_Given instruction_
Pull out every line with the word "title" from the entries below.

_Input material_
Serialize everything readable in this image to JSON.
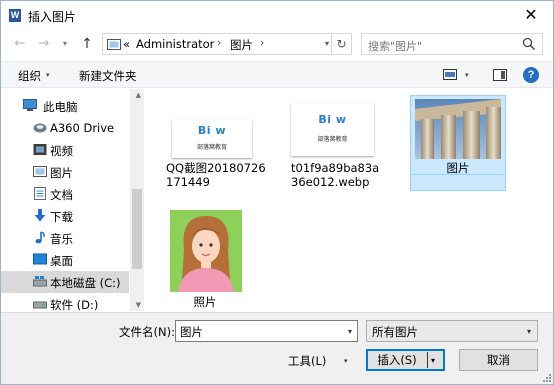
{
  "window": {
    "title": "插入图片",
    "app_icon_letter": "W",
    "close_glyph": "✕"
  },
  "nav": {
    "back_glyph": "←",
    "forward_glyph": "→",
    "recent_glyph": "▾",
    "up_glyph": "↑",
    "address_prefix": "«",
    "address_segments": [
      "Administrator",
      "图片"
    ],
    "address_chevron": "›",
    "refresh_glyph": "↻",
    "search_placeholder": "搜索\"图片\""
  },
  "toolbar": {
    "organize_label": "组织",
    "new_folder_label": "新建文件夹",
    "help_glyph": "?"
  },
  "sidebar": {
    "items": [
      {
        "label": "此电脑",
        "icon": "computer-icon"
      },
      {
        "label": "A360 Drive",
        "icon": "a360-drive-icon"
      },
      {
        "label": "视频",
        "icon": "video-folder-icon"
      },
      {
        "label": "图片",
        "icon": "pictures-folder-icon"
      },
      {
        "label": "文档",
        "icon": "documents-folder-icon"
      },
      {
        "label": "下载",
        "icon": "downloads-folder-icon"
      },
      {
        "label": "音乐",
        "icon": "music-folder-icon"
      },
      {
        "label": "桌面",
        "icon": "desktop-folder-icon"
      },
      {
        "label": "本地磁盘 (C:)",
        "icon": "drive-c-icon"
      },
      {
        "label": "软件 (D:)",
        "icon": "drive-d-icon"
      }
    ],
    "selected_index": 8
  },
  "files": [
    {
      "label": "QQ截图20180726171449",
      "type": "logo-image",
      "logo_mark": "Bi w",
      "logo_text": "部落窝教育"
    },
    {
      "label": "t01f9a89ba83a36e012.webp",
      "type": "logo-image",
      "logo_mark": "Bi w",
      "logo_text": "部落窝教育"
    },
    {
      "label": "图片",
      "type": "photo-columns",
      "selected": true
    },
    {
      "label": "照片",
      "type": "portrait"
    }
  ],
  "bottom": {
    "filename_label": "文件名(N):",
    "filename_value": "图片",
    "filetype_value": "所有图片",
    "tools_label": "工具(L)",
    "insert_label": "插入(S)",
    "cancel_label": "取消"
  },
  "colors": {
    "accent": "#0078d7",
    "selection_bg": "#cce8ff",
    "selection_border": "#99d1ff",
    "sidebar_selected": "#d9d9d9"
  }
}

* * *

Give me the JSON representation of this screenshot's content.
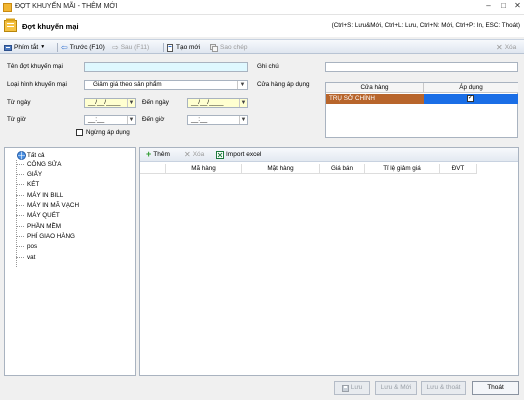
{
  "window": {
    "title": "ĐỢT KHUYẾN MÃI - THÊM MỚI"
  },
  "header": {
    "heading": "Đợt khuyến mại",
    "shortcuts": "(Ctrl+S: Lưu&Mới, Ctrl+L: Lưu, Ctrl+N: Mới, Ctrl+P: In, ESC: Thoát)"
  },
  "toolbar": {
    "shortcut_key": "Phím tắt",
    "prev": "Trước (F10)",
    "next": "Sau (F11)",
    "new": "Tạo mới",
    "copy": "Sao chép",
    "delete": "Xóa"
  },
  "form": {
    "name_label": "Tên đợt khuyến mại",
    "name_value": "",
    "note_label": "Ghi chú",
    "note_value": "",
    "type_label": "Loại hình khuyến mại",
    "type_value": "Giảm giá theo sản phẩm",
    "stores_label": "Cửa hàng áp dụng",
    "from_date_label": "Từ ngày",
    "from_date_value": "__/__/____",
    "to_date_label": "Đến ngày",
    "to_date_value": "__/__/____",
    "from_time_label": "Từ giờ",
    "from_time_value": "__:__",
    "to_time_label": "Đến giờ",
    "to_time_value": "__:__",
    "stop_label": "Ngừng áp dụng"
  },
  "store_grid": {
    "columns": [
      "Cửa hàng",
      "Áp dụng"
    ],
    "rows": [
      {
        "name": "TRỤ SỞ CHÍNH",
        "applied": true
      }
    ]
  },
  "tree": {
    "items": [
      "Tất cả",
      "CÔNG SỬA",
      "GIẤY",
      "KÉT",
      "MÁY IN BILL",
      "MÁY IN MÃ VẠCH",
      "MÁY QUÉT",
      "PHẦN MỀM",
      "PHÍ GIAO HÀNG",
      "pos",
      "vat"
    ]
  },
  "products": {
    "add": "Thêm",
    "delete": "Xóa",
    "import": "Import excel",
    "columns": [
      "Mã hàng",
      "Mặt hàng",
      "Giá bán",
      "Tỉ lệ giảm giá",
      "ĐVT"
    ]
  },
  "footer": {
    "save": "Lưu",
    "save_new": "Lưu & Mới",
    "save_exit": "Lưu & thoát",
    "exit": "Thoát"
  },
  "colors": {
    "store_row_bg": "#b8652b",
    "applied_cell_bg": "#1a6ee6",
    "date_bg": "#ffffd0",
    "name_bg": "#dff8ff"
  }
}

_Expected answer_
    "title": "插入图片",
    "title": "ĐỢT KHUYẾN MÃI - THÊM MỚI"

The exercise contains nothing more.